## What is required
Restate the records that follow word for word; no pictures should appear.

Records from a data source
Start
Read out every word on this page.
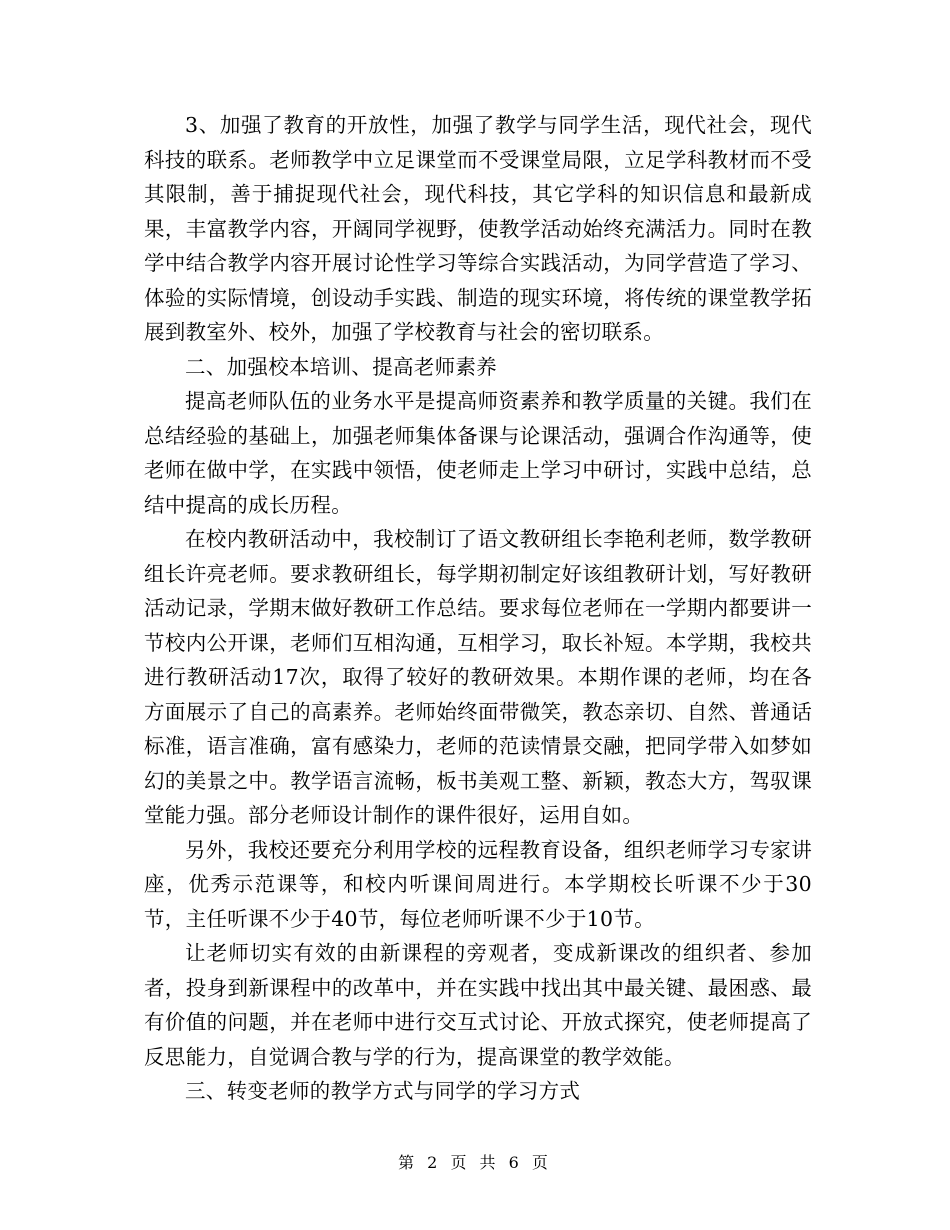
3、加强了教育的开放性，加强了教学与同学生活，现代社会，现代科技的联系。老师教学中立足课堂而不受课堂局限，立足学科教材而不受其限制，善于捕捉现代社会，现代科技，其它学科的知识信息和最新成果，丰富教学内容，开阔同学视野，使教学活动始终充满活力。同时在教学中结合教学内容开展讨论性学习等综合实践活动，为同学营造了学习、体验的实际情境，创设动手实践、制造的现实环境，将传统的课堂教学拓展到教室外、校外，加强了学校教育与社会的密切联系。

二、加强校本培训、提高老师素养

提高老师队伍的业务水平是提高师资素养和教学质量的关键。我们在总结经验的基础上，加强老师集体备课与论课活动，强调合作沟通等，使老师在做中学，在实践中领悟，使老师走上学习中研讨，实践中总结，总结中提高的成长历程。

在校内教研活动中，我校制订了语文教研组长李艳利老师，数学教研组长许亮老师。要求教研组长，每学期初制定好该组教研计划，写好教研活动记录，学期末做好教研工作总结。要求每位老师在一学期内都要讲一节校内公开课，老师们互相沟通，互相学习，取长补短。本学期，我校共进行教研活动17次，取得了较好的教研效果。本期作课的老师，均在各方面展示了自己的高素养。老师始终面带微笑，教态亲切、自然、普通话标准，语言准确，富有感染力，老师的范读情景交融，把同学带入如梦如幻的美景之中。教学语言流畅，板书美观工整、新颖，教态大方，驾驭课堂能力强。部分老师设计制作的课件很好，运用自如。

另外，我校还要充分利用学校的远程教育设备，组织老师学习专家讲座，优秀示范课等，和校内听课间周进行。本学期校长听课不少于30节，主任听课不少于40节，每位老师听课不少于10节。

让老师切实有效的由新课程的旁观者，变成新课改的组织者、参加者，投身到新课程中的改革中，并在实践中找出其中最关键、最困惑、最有价值的问题，并在老师中进行交互式讨论、开放式探究，使老师提高了反思能力，自觉调合教与学的行为，提高课堂的教学效能。

三、转变老师的教学方式与同学的学习方式

第 2 页 共 6 页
End
## Solution to the problem
Read out every word on this page.
3、加强了教育的开放性，加强了教学与同学生活，现代社会，现代科技的联系。老师教学中立足课堂而不受课堂局限，立足学科教材而不受其限制，善于捕捉现代社会，现代科技，其它学科的知识信息和最新成果，丰富教学内容，开阔同学视野，使教学活动始终充满活力。同时在教学中结合教学内容开展讨论性学习等综合实践活动，为同学营造了学习、体验的实际情境，创设动手实践、制造的现实环境，将传统的课堂教学拓展到教室外、校外，加强了学校教育与社会的密切联系。

二、加强校本培训、提高老师素养

提高老师队伍的业务水平是提高师资素养和教学质量的关键。我们在总结经验的基础上，加强老师集体备课与论课活动，强调合作沟通等，使老师在做中学，在实践中领悟，使老师走上学习中研讨，实践中总结，总结中提高的成长历程。

在校内教研活动中，我校制订了语文教研组长李艳利老师，数学教研组长许亮老师。要求教研组长，每学期初制定好该组教研计划，写好教研活动记录，学期末做好教研工作总结。要求每位老师在一学期内都要讲一节校内公开课，老师们互相沟通，互相学习，取长补短。本学期，我校共进行教研活动17次，取得了较好的教研效果。本期作课的老师，均在各方面展示了自己的高素养。老师始终面带微笑，教态亲切、自然、普通话标准，语言准确，富有感染力，老师的范读情景交融，把同学带入如梦如幻的美景之中。教学语言流畅，板书美观工整、新颖，教态大方，驾驭课堂能力强。部分老师设计制作的课件很好，运用自如。

另外，我校还要充分利用学校的远程教育设备，组织老师学习专家讲座，优秀示范课等，和校内听课间周进行。本学期校长听课不少于30节，主任听课不少于40节，每位老师听课不少于10节。

让老师切实有效的由新课程的旁观者，变成新课改的组织者、参加者，投身到新课程中的改革中，并在实践中找出其中最关键、最困惑、最有价值的问题，并在老师中进行交互式讨论、开放式探究，使老师提高了反思能力，自觉调合教与学的行为，提高课堂的教学效能。

三、转变老师的教学方式与同学的学习方式

第 2 页 共 6 页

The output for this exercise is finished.